----- Data listing

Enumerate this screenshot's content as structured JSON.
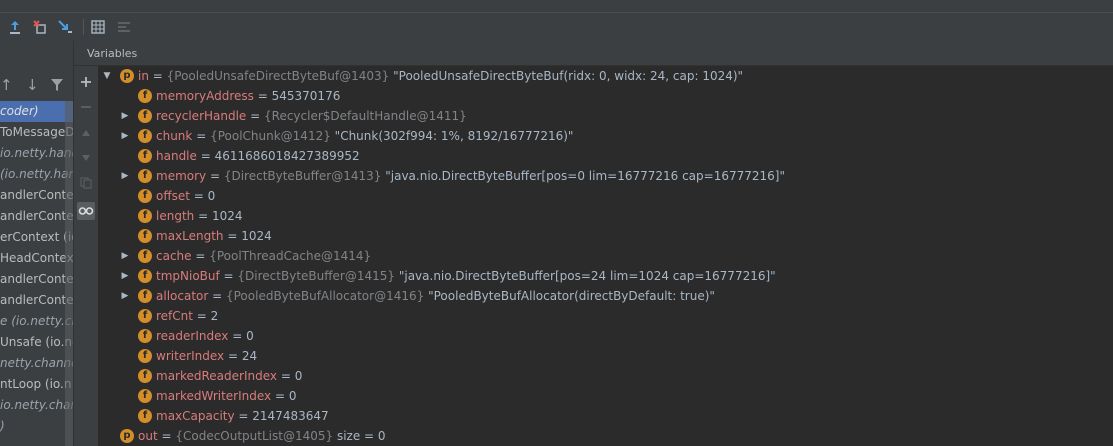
{
  "panel_title": "Variables",
  "toolbar": {
    "buttons": [
      "step-out-icon",
      "drop-frame-icon",
      "run-to-cursor-icon",
      "evaluate-expression-icon",
      "trace-icon"
    ]
  },
  "frames": {
    "items": [
      {
        "text": "coder)",
        "selected": true,
        "italic": true
      },
      {
        "text": "ToMessageD",
        "italic": false
      },
      {
        "text": "io.netty.handle",
        "italic": true
      },
      {
        "text": "(io.netty.han",
        "italic": true
      },
      {
        "text": "andlerContex",
        "italic": false
      },
      {
        "text": "andlerContex",
        "italic": false
      },
      {
        "text": "erContext (io",
        "italic": false
      },
      {
        "text": "HeadContext",
        "italic": false
      },
      {
        "text": "andlerContex",
        "italic": false
      },
      {
        "text": "andlerContex",
        "italic": false
      },
      {
        "text": "e (io.netty.ch",
        "italic": true
      },
      {
        "text": "Unsafe (io.ne",
        "italic": false
      },
      {
        "text": "netty.channe",
        "italic": true
      },
      {
        "text": "ntLoop (io.n",
        "italic": false
      },
      {
        "text": "io.netty.channe",
        "italic": true
      },
      {
        "text": ")",
        "italic": true
      }
    ]
  },
  "variables": [
    {
      "level": 0,
      "expand": "open",
      "badge": "p",
      "name": "in",
      "type": "{PooledUnsafeDirectByteBuf@1403}",
      "value": "\"PooledUnsafeDirectByteBuf(ridx: 0, widx: 24, cap: 1024)\""
    },
    {
      "level": 1,
      "expand": "none",
      "badge": "f",
      "name": "memoryAddress",
      "type": "",
      "value": "545370176"
    },
    {
      "level": 1,
      "expand": "closed",
      "badge": "f",
      "name": "recyclerHandle",
      "type": "{Recycler$DefaultHandle@1411}",
      "value": ""
    },
    {
      "level": 1,
      "expand": "closed",
      "badge": "f",
      "name": "chunk",
      "type": "{PoolChunk@1412}",
      "value": "\"Chunk(302f994: 1%, 8192/16777216)\""
    },
    {
      "level": 1,
      "expand": "none",
      "badge": "f",
      "name": "handle",
      "type": "",
      "value": "4611686018427389952"
    },
    {
      "level": 1,
      "expand": "closed",
      "badge": "f",
      "name": "memory",
      "type": "{DirectByteBuffer@1413}",
      "value": "\"java.nio.DirectByteBuffer[pos=0 lim=16777216 cap=16777216]\""
    },
    {
      "level": 1,
      "expand": "none",
      "badge": "f",
      "name": "offset",
      "type": "",
      "value": "0"
    },
    {
      "level": 1,
      "expand": "none",
      "badge": "f",
      "name": "length",
      "type": "",
      "value": "1024"
    },
    {
      "level": 1,
      "expand": "none",
      "badge": "f",
      "name": "maxLength",
      "type": "",
      "value": "1024"
    },
    {
      "level": 1,
      "expand": "closed",
      "badge": "f",
      "name": "cache",
      "type": "{PoolThreadCache@1414}",
      "value": ""
    },
    {
      "level": 1,
      "expand": "closed",
      "badge": "f",
      "name": "tmpNioBuf",
      "type": "{DirectByteBuffer@1415}",
      "value": "\"java.nio.DirectByteBuffer[pos=24 lim=1024 cap=16777216]\""
    },
    {
      "level": 1,
      "expand": "closed",
      "badge": "f",
      "name": "allocator",
      "type": "{PooledByteBufAllocator@1416}",
      "value": "\"PooledByteBufAllocator(directByDefault: true)\""
    },
    {
      "level": 1,
      "expand": "none",
      "badge": "f",
      "name": "refCnt",
      "type": "",
      "value": "2"
    },
    {
      "level": 1,
      "expand": "none",
      "badge": "f",
      "name": "readerIndex",
      "type": "",
      "value": "0"
    },
    {
      "level": 1,
      "expand": "none",
      "badge": "f",
      "name": "writerIndex",
      "type": "",
      "value": "24"
    },
    {
      "level": 1,
      "expand": "none",
      "badge": "f",
      "name": "markedReaderIndex",
      "type": "",
      "value": "0"
    },
    {
      "level": 1,
      "expand": "none",
      "badge": "f",
      "name": "markedWriterIndex",
      "type": "",
      "value": "0"
    },
    {
      "level": 1,
      "expand": "none",
      "badge": "f",
      "name": "maxCapacity",
      "type": "",
      "value": "2147483647"
    },
    {
      "level": 0,
      "expand": "none",
      "badge": "p",
      "name": "out",
      "type": "{CodecOutputList@1405}",
      "value": "size = 0"
    }
  ]
}
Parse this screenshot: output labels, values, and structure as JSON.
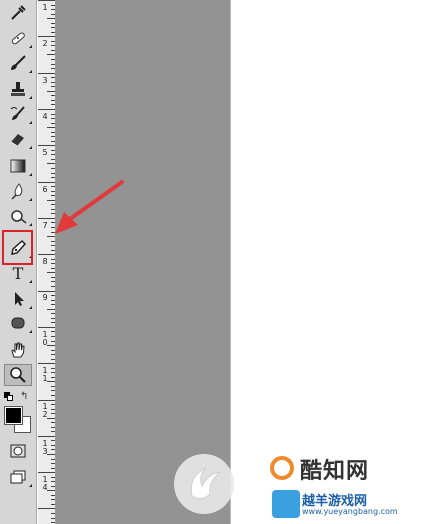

----------

Say how many lines in this material hold "screenshot", and say nothing else.

=== Task answer ===
2